** START STORED DATA **

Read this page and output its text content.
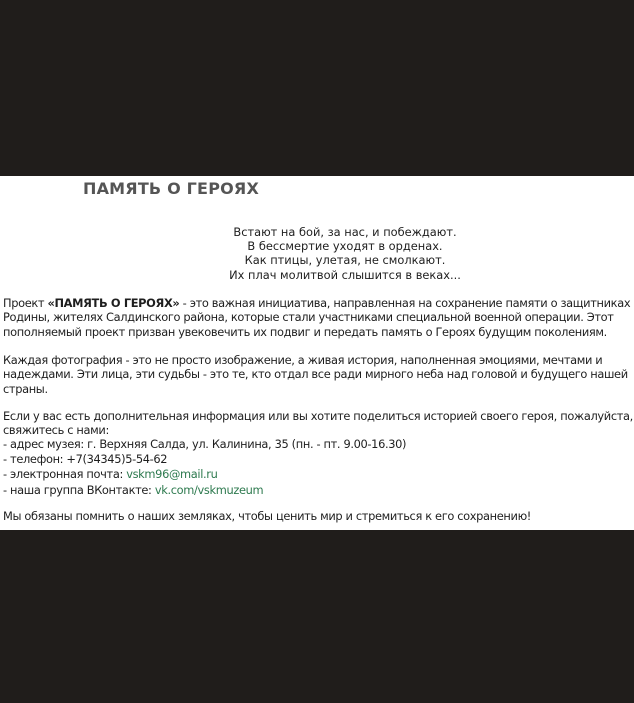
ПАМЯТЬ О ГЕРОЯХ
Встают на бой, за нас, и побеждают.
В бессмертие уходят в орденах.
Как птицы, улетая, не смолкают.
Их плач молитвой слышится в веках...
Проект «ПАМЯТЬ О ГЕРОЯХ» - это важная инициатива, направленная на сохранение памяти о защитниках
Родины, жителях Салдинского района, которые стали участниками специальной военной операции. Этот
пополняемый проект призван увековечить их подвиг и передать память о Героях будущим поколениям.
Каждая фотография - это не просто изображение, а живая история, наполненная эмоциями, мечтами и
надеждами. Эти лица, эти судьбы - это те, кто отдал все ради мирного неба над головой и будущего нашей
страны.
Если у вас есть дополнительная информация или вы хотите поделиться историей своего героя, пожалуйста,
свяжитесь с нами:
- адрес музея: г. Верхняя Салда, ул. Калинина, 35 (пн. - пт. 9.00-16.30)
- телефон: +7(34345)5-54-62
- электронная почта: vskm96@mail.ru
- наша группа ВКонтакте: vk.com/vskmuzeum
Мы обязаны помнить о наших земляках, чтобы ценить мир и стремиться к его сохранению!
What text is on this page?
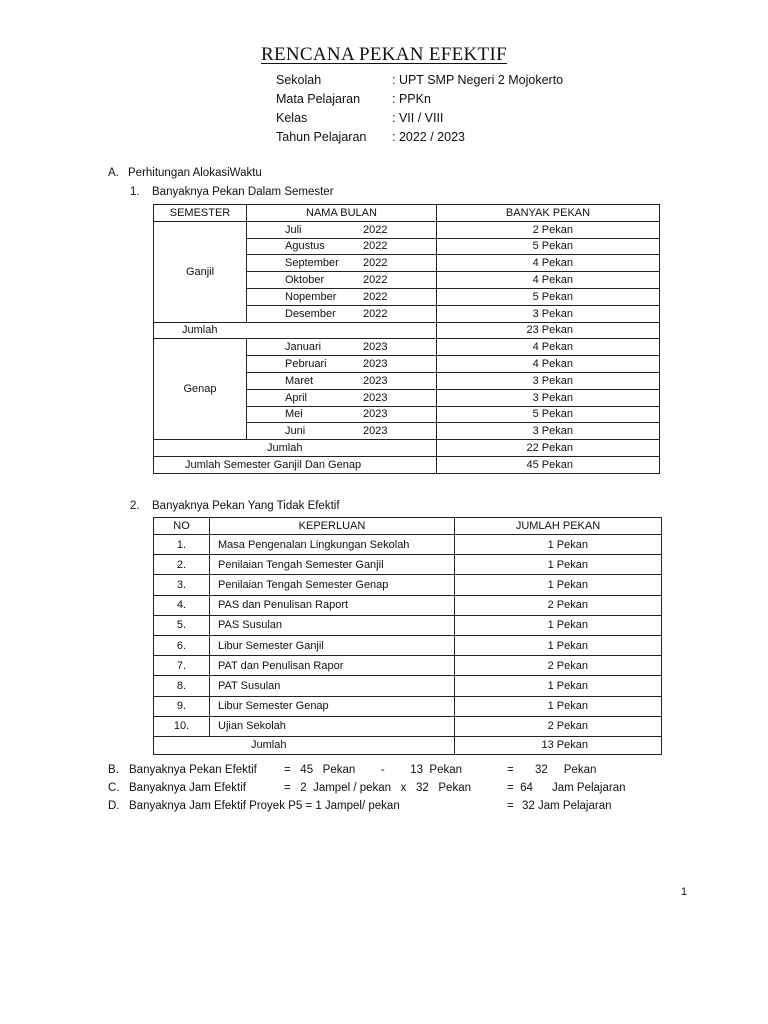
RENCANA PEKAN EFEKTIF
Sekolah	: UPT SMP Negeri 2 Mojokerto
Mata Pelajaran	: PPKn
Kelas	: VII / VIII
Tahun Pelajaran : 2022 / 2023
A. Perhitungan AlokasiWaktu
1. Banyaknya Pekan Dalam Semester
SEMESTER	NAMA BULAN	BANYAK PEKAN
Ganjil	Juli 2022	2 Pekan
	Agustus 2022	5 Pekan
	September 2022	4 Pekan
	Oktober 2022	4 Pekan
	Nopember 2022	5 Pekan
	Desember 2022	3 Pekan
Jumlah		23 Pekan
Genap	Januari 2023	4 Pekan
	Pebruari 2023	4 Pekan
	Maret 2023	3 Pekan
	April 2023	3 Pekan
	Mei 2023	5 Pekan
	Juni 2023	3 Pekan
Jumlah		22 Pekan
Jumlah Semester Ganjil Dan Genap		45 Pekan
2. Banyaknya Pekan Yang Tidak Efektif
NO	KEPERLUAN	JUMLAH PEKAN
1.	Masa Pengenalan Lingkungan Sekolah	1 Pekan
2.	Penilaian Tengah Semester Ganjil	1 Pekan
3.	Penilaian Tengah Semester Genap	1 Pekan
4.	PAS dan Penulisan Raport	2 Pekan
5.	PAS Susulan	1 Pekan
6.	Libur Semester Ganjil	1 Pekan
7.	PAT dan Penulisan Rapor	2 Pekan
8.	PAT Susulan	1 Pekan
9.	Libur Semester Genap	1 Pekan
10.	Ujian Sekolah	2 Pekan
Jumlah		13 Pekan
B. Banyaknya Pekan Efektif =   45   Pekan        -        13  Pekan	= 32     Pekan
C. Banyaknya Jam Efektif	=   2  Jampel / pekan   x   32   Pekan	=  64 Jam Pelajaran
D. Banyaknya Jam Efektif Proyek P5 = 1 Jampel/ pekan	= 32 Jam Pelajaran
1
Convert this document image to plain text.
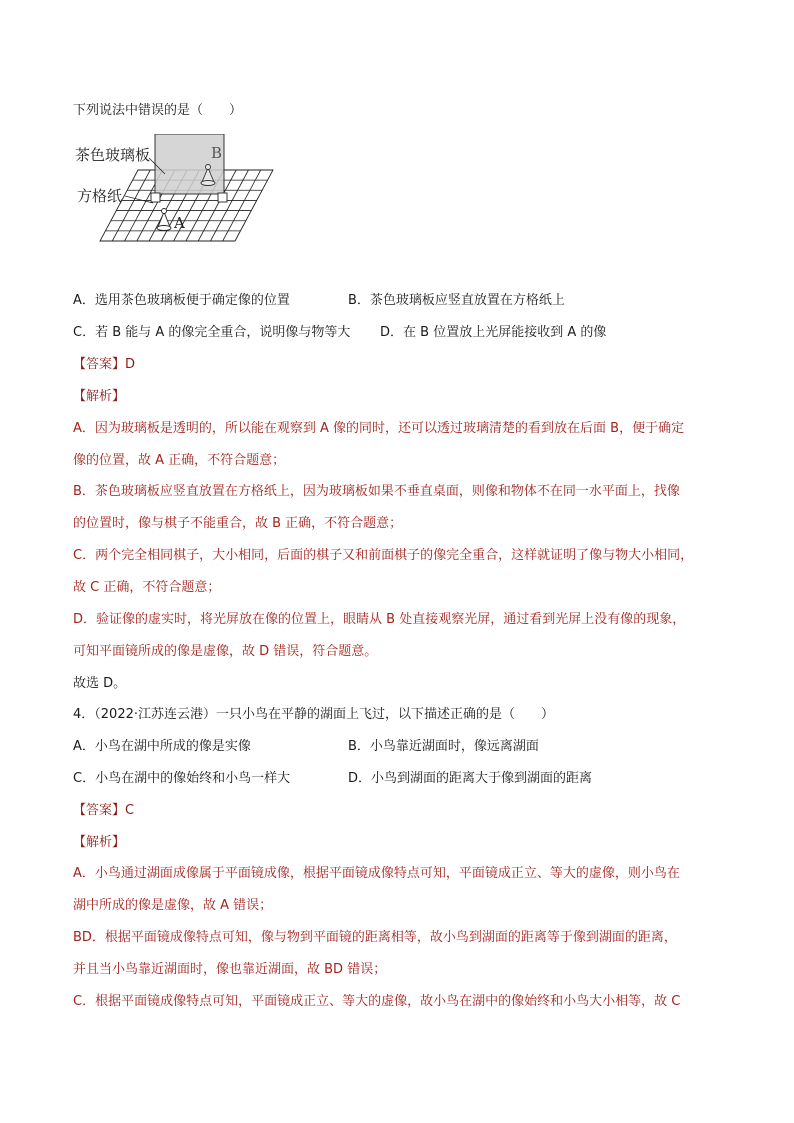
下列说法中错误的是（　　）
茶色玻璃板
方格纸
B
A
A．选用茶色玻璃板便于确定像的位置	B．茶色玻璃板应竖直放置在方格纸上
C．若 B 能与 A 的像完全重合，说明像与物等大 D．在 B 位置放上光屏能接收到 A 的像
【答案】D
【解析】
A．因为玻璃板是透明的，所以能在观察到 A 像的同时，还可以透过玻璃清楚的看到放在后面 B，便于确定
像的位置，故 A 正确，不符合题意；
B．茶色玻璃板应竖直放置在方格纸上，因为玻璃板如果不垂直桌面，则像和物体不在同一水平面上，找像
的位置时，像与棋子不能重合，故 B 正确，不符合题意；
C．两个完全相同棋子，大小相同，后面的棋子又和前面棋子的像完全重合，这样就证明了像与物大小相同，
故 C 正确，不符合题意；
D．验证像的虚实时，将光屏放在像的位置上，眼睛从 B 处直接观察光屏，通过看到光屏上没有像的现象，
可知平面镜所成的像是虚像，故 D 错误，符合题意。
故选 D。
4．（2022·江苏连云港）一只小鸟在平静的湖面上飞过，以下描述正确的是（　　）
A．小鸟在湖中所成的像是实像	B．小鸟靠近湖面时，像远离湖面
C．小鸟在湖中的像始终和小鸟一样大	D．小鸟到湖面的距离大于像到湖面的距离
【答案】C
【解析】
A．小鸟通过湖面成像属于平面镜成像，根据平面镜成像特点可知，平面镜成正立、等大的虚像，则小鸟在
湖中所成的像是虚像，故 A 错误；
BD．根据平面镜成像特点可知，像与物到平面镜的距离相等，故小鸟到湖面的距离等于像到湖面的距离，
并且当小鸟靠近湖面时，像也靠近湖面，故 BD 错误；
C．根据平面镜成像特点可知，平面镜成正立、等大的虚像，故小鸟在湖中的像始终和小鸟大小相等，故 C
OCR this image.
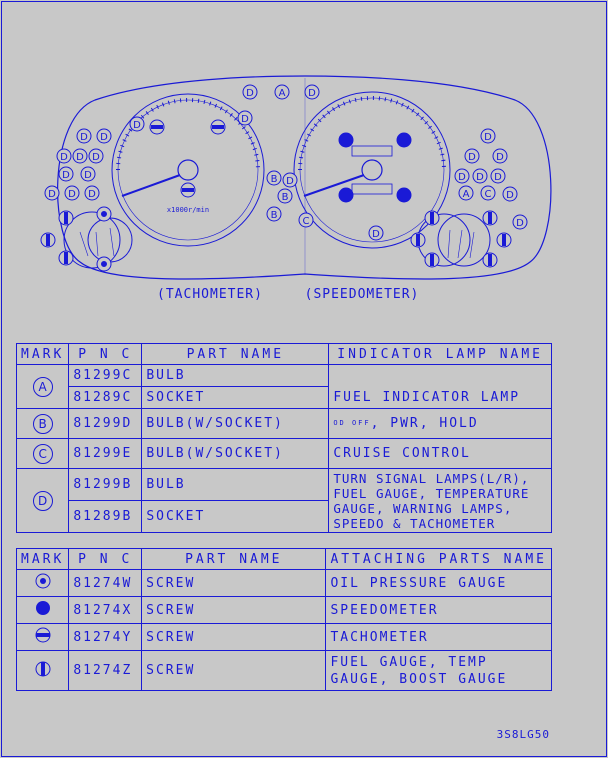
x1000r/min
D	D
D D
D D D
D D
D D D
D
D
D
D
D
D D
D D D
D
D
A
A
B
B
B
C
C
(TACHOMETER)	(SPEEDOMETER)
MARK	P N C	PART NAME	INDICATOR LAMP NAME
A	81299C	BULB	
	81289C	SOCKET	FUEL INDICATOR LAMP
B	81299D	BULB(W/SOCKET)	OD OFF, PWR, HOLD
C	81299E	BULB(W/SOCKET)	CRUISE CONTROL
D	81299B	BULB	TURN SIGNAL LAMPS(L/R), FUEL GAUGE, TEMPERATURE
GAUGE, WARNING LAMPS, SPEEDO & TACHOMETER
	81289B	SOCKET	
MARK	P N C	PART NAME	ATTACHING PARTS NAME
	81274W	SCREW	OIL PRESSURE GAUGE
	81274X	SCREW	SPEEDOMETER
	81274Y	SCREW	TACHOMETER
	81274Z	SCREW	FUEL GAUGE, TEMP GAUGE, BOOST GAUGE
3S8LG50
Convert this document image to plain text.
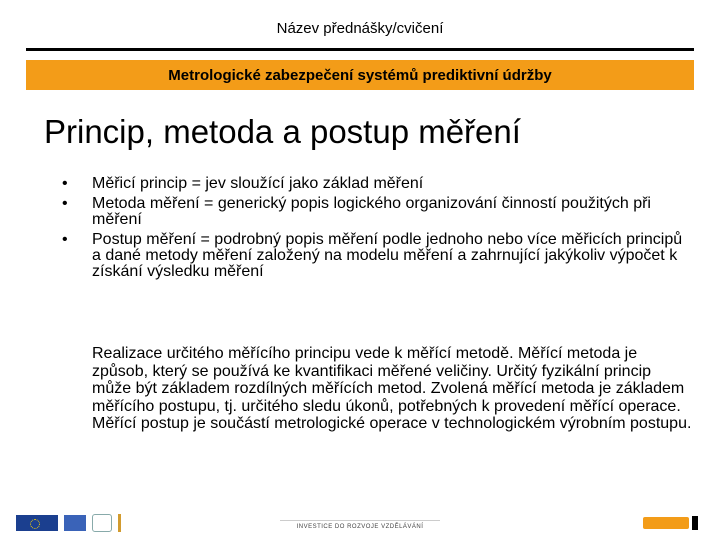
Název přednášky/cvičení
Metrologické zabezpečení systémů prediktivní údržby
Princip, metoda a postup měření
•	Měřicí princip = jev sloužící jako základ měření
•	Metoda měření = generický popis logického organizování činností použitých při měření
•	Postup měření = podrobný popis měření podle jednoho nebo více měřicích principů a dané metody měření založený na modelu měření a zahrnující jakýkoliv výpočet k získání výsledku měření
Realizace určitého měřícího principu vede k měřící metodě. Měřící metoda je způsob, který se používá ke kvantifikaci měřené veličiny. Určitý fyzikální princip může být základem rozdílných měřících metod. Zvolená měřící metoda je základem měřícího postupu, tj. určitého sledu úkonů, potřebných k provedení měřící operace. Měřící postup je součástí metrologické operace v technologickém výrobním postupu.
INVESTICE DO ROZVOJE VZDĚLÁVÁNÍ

** END STORED DATA **

→ SET PROBLEM
Go through the records and show every line with the string "Pelajaran" in it.

→ RESULT BELOW
Mata Pelajaran	: PPKn
Tahun Pelajaran : 2022 / 2023
C. Banyaknya Jam Efektif	=   2  Jampel / pekan   x   32   Pekan	=  64 Jam Pelajaran
D. Banyaknya Jam Efektif Proyek P5 = 1 Jampel/ pekan	= 32 Jam Pelajaran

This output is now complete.